Find the lines containing the word "Pokud" and copy every one of them.

[Stored records]
* Start *
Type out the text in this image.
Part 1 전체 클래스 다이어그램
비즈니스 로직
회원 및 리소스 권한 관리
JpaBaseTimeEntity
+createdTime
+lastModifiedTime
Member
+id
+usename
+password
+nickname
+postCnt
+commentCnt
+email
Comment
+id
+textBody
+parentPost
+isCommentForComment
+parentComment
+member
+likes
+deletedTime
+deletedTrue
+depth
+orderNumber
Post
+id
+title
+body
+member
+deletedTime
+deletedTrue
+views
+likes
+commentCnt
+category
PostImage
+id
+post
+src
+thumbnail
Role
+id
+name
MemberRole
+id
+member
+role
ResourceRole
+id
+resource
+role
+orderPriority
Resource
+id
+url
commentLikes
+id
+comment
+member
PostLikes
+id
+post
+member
* End *
* Start *
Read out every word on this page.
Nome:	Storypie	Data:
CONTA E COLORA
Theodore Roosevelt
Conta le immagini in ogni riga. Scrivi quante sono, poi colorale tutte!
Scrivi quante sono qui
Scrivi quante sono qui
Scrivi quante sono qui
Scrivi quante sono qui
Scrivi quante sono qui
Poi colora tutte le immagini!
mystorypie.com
* End *
* Start *
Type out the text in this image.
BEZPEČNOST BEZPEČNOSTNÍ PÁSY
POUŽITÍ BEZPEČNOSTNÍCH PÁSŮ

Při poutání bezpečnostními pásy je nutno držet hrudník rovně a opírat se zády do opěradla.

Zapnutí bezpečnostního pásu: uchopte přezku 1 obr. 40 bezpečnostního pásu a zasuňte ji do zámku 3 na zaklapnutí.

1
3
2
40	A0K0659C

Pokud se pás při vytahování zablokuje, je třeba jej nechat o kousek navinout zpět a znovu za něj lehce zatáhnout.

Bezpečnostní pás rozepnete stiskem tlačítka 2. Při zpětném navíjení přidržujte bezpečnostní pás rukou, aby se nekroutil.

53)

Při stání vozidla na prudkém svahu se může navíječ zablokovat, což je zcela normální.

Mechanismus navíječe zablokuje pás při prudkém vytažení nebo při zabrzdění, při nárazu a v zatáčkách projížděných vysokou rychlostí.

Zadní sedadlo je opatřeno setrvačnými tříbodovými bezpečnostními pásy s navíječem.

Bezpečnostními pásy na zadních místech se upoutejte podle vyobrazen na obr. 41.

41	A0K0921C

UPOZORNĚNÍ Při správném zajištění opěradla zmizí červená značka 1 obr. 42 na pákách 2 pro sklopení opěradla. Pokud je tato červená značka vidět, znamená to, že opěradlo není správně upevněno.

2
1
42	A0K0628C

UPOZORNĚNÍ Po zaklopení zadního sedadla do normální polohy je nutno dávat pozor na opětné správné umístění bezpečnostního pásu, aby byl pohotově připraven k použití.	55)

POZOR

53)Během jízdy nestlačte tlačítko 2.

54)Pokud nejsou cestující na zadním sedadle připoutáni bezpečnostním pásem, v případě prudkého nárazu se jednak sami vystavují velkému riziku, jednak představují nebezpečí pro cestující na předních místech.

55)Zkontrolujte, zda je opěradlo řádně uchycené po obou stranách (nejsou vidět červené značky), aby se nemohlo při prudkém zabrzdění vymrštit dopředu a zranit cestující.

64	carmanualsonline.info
* End *
* _Task response_:
Pokud se pás při vytahování zablokuje, je třeba jej nechat o kousek navinout zpět a znovu za něj lehce zatáhnout.
UPOZORNĚNÍ Při správném zajištění opěradla zmizí červená značka 1 obr. 42 na pákách 2 pro sklopení opěradla. Pokud je tato červená značka vidět, znamená to, že opěradlo není správně upevněno.
54)Pokud nejsou cestující na zadním sedadle připoutáni bezpečnostním pásem, v případě prudkého nárazu se jednak sami vystavují velkému riziku, jednak představují nebezpečí pro cestující na předních místech.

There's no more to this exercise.